◆ **BRIEF**:
Extract the whole listing as it stands. Do not include the pictures.

##### MATERIAL #####

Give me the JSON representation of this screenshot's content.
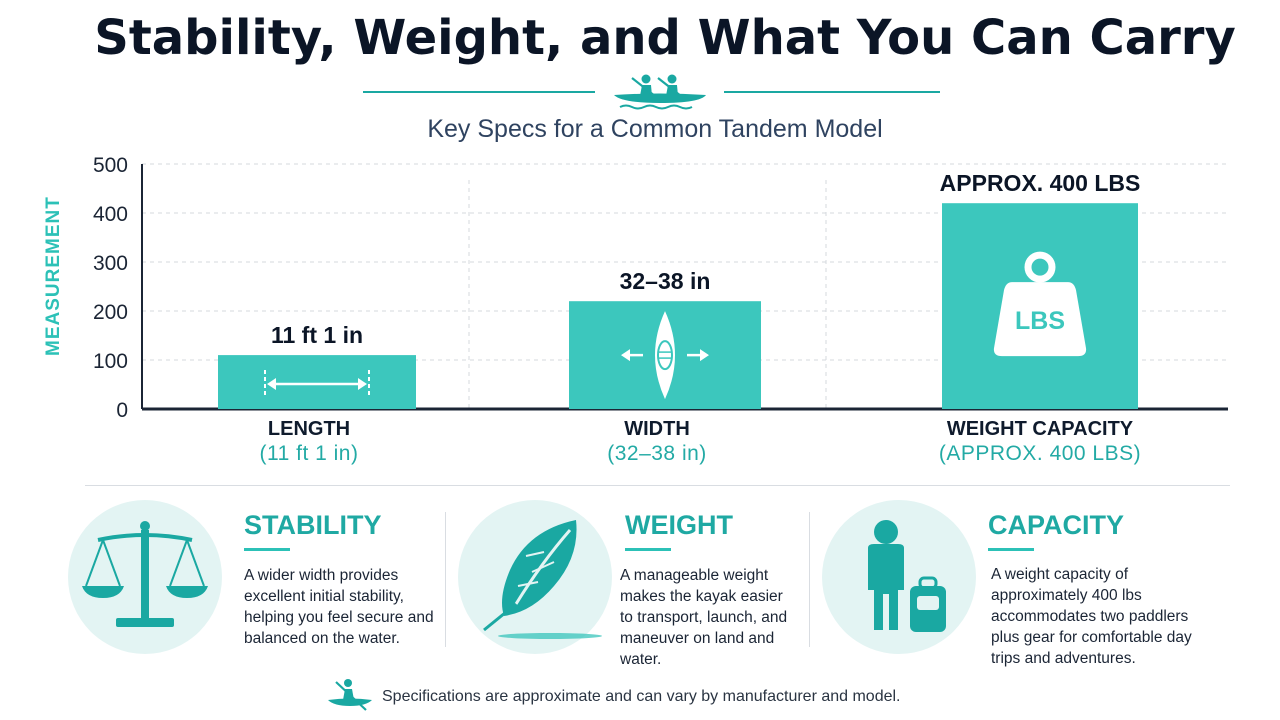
{
  "title": "Stability, Weight, and What You Can Carry",
  "subtitle": "Key Specs for a Common Tandem Model",
  "icons": {
    "header": "tandem-kayak-icon",
    "footer": "kayaker-icon",
    "length_bar": "double-arrow-icon",
    "width_bar": "kayak-width-icon",
    "capacity_bar": "weight-lbs-icon",
    "stability": "balance-scale-icon",
    "weight": "feather-icon",
    "capacity": "person-with-bag-icon"
  },
  "colors": {
    "accent": "#3cc7bd",
    "accent_dark": "#1aa8a2",
    "text_dark": "#0b1526",
    "circle_bg": "#e3f4f3",
    "weight_text": "LBS"
  },
  "chart_data": {
    "type": "bar",
    "ylabel": "MEASUREMENT",
    "ylim": [
      0,
      500
    ],
    "yticks": [
      0,
      100,
      200,
      300,
      400,
      500
    ],
    "grid": true,
    "categories": [
      "LENGTH",
      "WIDTH",
      "WEIGHT CAPACITY"
    ],
    "category_sublabels": [
      "(11 ft 1 in)",
      "(32–38 in)",
      "(APPROX. 400 LBS)"
    ],
    "values": [
      110,
      220,
      420
    ],
    "data_labels": [
      "11 ft 1 in",
      "32–38 in",
      "APPROX. 400 LBS"
    ]
  },
  "cards": [
    {
      "title": "STABILITY",
      "text": "A wider width provides excellent initial stability, helping you feel secure and balanced on the water."
    },
    {
      "title": "WEIGHT",
      "text": "A manageable weight makes the kayak easier to transport, launch, and maneuver on land and water."
    },
    {
      "title": "CAPACITY",
      "text": "A weight capacity of approximately 400 lbs accommodates two paddlers plus gear for comfortable day trips and adventures."
    }
  ],
  "footnote": "Specifications are approximate and can vary by manufacturer and model."
}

#####

◆ **EXPECTED ANSWER**:
Give me the JSON representation of this screenshot's content.
{
  "title": "Stability, Weight, and What You Can Carry",
  "subtitle": "Key Specs for a Common Tandem Model",
  "icons": {
    "header": "tandem-kayak-icon",
    "footer": "kayaker-icon",
    "length_bar": "double-arrow-icon",
    "width_bar": "kayak-width-icon",
    "capacity_bar": "weight-lbs-icon",
    "stability": "balance-scale-icon",
    "weight": "feather-icon",
    "capacity": "person-with-bag-icon"
  },
  "colors": {
    "accent": "#3cc7bd",
    "accent_dark": "#1aa8a2",
    "text_dark": "#0b1526",
    "circle_bg": "#e3f4f3",
    "weight_text": "LBS"
  },
  "chart_data": {
    "type": "bar",
    "ylabel": "MEASUREMENT",
    "ylim": [
      0,
      500
    ],
    "yticks": [
      0,
      100,
      200,
      300,
      400,
      500
    ],
    "grid": true,
    "categories": [
      "LENGTH",
      "WIDTH",
      "WEIGHT CAPACITY"
    ],
    "category_sublabels": [
      "(11 ft 1 in)",
      "(32–38 in)",
      "(APPROX. 400 LBS)"
    ],
    "values": [
      110,
      220,
      420
    ],
    "data_labels": [
      "11 ft 1 in",
      "32–38 in",
      "APPROX. 400 LBS"
    ]
  },
  "cards": [
    {
      "title": "STABILITY",
      "text": "A wider width provides excellent initial stability, helping you feel secure and balanced on the water."
    },
    {
      "title": "WEIGHT",
      "text": "A manageable weight makes the kayak easier to transport, launch, and maneuver on land and water."
    },
    {
      "title": "CAPACITY",
      "text": "A weight capacity of approximately 400 lbs accommodates two paddlers plus gear for comfortable day trips and adventures."
    }
  ],
  "footnote": "Specifications are approximate and can vary by manufacturer and model."
}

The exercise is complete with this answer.